***** Data for the task *****
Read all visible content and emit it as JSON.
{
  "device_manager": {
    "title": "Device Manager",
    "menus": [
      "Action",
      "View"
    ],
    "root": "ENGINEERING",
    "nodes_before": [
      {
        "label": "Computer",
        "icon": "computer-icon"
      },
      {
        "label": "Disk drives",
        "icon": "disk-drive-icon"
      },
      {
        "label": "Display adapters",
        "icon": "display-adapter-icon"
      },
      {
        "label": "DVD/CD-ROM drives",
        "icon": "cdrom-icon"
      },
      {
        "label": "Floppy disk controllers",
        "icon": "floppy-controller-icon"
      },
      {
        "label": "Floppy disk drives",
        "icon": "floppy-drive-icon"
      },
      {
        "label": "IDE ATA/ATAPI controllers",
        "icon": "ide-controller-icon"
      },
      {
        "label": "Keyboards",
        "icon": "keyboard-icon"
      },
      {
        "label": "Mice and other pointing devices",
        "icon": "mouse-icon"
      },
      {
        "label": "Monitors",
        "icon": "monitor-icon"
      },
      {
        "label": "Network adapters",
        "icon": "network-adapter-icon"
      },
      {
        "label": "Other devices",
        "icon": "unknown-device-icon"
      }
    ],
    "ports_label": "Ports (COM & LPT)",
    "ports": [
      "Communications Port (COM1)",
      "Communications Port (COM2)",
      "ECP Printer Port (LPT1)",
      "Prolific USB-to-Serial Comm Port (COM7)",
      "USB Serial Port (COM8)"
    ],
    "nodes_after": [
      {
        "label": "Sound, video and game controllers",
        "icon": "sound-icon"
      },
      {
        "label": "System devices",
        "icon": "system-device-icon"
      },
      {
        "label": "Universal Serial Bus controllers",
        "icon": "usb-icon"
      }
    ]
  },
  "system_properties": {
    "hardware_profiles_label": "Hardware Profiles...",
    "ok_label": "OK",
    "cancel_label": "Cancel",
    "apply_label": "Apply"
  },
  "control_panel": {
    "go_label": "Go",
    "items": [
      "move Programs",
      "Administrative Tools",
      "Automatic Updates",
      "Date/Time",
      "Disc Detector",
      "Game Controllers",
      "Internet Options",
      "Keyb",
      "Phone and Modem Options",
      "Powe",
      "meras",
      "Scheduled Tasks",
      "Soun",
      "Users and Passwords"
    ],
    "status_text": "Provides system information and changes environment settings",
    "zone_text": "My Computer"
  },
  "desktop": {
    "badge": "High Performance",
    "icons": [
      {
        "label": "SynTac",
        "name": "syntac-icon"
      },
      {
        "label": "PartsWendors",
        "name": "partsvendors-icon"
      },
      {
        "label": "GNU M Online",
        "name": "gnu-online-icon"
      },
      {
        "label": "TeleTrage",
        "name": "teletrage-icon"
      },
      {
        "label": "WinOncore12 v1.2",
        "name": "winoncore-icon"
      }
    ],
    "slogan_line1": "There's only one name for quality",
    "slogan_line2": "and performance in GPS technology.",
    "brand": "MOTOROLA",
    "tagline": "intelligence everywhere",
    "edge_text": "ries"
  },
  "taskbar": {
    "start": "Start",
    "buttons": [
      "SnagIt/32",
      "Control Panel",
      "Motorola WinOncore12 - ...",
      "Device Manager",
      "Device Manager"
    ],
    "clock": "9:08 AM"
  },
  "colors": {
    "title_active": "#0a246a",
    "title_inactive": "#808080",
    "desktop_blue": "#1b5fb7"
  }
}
*****
● **Aim**
Show the lines where the word "drives" appears in the entries.

● **Answer to the exercise**
        "label": "Disk drives",
        "label": "DVD/CD-ROM drives",
        "label": "Floppy disk drives",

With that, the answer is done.